DO THIS —
Output the full listing below exactly as it reads, and skip anything that is a picture.
◆ ◆ ◆ ◆ ◆ ◆ ◆
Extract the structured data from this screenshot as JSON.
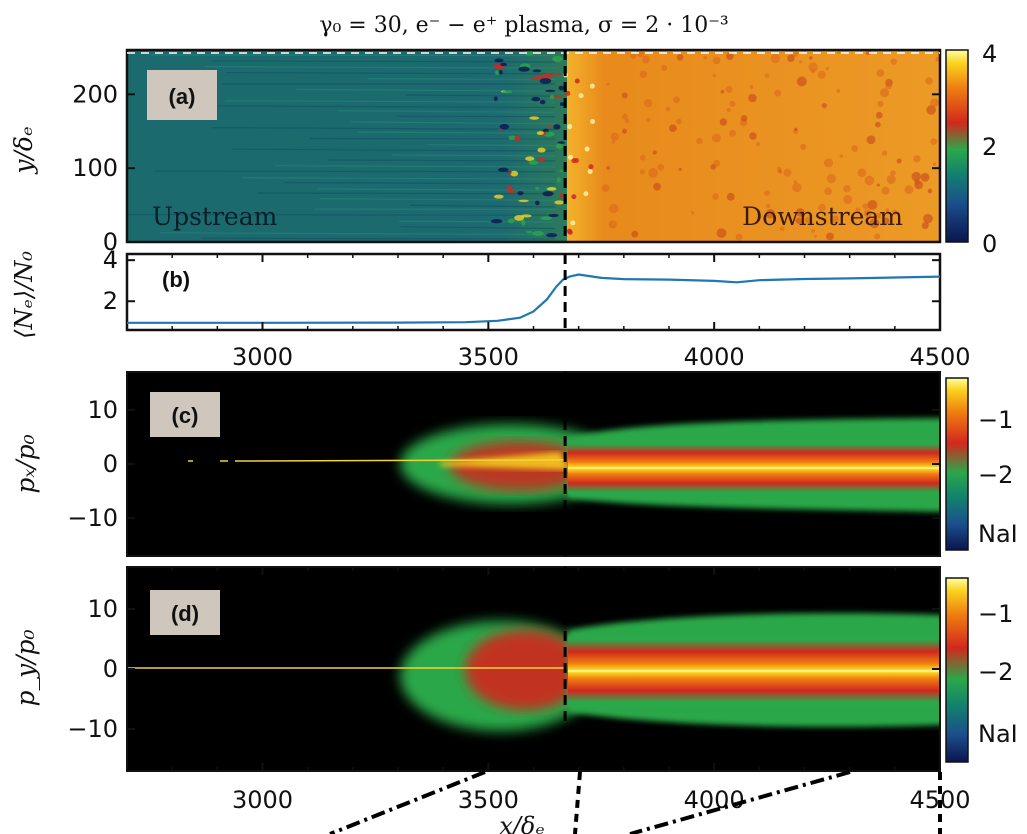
{
  "figure": {
    "title": "γ₀ = 30, e⁻ − e⁺ plasma, σ = 2 · 10⁻³",
    "x_axis_label": "x/δₑ",
    "shock_position_x": 3670
  },
  "chart_data": [
    {
      "panel": "(a)",
      "type": "heatmap",
      "ylabel": "y/δₑ",
      "yticks": [
        0,
        100,
        200
      ],
      "ylim": [
        0,
        260
      ],
      "xlim": [
        2700,
        4500
      ],
      "annotations": [
        "Upstream",
        "Downstream"
      ],
      "colorbar": {
        "ticks": [
          "0",
          "2",
          "4"
        ],
        "range": [
          0,
          4
        ],
        "colormap": [
          "#0b1550",
          "#1b4f8c",
          "#12806e",
          "#2aa84a",
          "#d2281e",
          "#ef7d10",
          "#fad21e",
          "#ffffa0"
        ]
      },
      "upstream_value": 1,
      "downstream_value": 3
    },
    {
      "panel": "(b)",
      "type": "line",
      "ylabel": "⟨Nₑ⟩/N₀",
      "yticks": [
        2,
        4
      ],
      "ylim": [
        0.6,
        4.3
      ],
      "xlim": [
        2700,
        4500
      ],
      "xticks": [
        3000,
        3500,
        4000,
        4500
      ],
      "line_color": "#1f77b4",
      "x": [
        2700,
        3000,
        3300,
        3450,
        3520,
        3570,
        3600,
        3630,
        3650,
        3665,
        3680,
        3700,
        3750,
        3800,
        3900,
        4000,
        4050,
        4100,
        4200,
        4300,
        4400,
        4500
      ],
      "y": [
        0.95,
        0.95,
        0.96,
        0.98,
        1.05,
        1.2,
        1.5,
        2.1,
        2.7,
        3.05,
        3.2,
        3.3,
        3.15,
        3.1,
        3.08,
        3.02,
        2.95,
        3.05,
        3.1,
        3.12,
        3.15,
        3.18
      ]
    },
    {
      "panel": "(c)",
      "type": "heatmap",
      "ylabel": "pₓ/p₀",
      "yticks": [
        -10,
        0,
        10
      ],
      "ylim": [
        -17,
        17
      ],
      "xlim": [
        2700,
        4500
      ],
      "colorbar": {
        "ticks": [
          "−1",
          "−2",
          "NaI"
        ]
      }
    },
    {
      "panel": "(d)",
      "type": "heatmap",
      "ylabel": "p_y/p₀",
      "yticks": [
        -10,
        0,
        10
      ],
      "ylim": [
        -17,
        17
      ],
      "xlim": [
        2700,
        4500
      ],
      "xticks": [
        3000,
        3500,
        4000,
        4500
      ],
      "colorbar": {
        "ticks": [
          "−1",
          "−2",
          "NaI"
        ]
      }
    }
  ]
}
◆ ◆ ◆ ◆ ◆ ◆ ◆
PROBLEM SOLUTION —
Extract the structured data from this screenshot as JSON.
{
  "figure": {
    "title": "γ₀ = 30, e⁻ − e⁺ plasma, σ = 2 · 10⁻³",
    "x_axis_label": "x/δₑ",
    "shock_position_x": 3670
  },
  "chart_data": [
    {
      "panel": "(a)",
      "type": "heatmap",
      "ylabel": "y/δₑ",
      "yticks": [
        0,
        100,
        200
      ],
      "ylim": [
        0,
        260
      ],
      "xlim": [
        2700,
        4500
      ],
      "annotations": [
        "Upstream",
        "Downstream"
      ],
      "colorbar": {
        "ticks": [
          "0",
          "2",
          "4"
        ],
        "range": [
          0,
          4
        ],
        "colormap": [
          "#0b1550",
          "#1b4f8c",
          "#12806e",
          "#2aa84a",
          "#d2281e",
          "#ef7d10",
          "#fad21e",
          "#ffffa0"
        ]
      },
      "upstream_value": 1,
      "downstream_value": 3
    },
    {
      "panel": "(b)",
      "type": "line",
      "ylabel": "⟨Nₑ⟩/N₀",
      "yticks": [
        2,
        4
      ],
      "ylim": [
        0.6,
        4.3
      ],
      "xlim": [
        2700,
        4500
      ],
      "xticks": [
        3000,
        3500,
        4000,
        4500
      ],
      "line_color": "#1f77b4",
      "x": [
        2700,
        3000,
        3300,
        3450,
        3520,
        3570,
        3600,
        3630,
        3650,
        3665,
        3680,
        3700,
        3750,
        3800,
        3900,
        4000,
        4050,
        4100,
        4200,
        4300,
        4400,
        4500
      ],
      "y": [
        0.95,
        0.95,
        0.96,
        0.98,
        1.05,
        1.2,
        1.5,
        2.1,
        2.7,
        3.05,
        3.2,
        3.3,
        3.15,
        3.1,
        3.08,
        3.02,
        2.95,
        3.05,
        3.1,
        3.12,
        3.15,
        3.18
      ]
    },
    {
      "panel": "(c)",
      "type": "heatmap",
      "ylabel": "pₓ/p₀",
      "yticks": [
        -10,
        0,
        10
      ],
      "ylim": [
        -17,
        17
      ],
      "xlim": [
        2700,
        4500
      ],
      "colorbar": {
        "ticks": [
          "−1",
          "−2",
          "NaI"
        ]
      }
    },
    {
      "panel": "(d)",
      "type": "heatmap",
      "ylabel": "p_y/p₀",
      "yticks": [
        -10,
        0,
        10
      ],
      "ylim": [
        -17,
        17
      ],
      "xlim": [
        2700,
        4500
      ],
      "xticks": [
        3000,
        3500,
        4000,
        4500
      ],
      "colorbar": {
        "ticks": [
          "−1",
          "−2",
          "NaI"
        ]
      }
    }
  ]
}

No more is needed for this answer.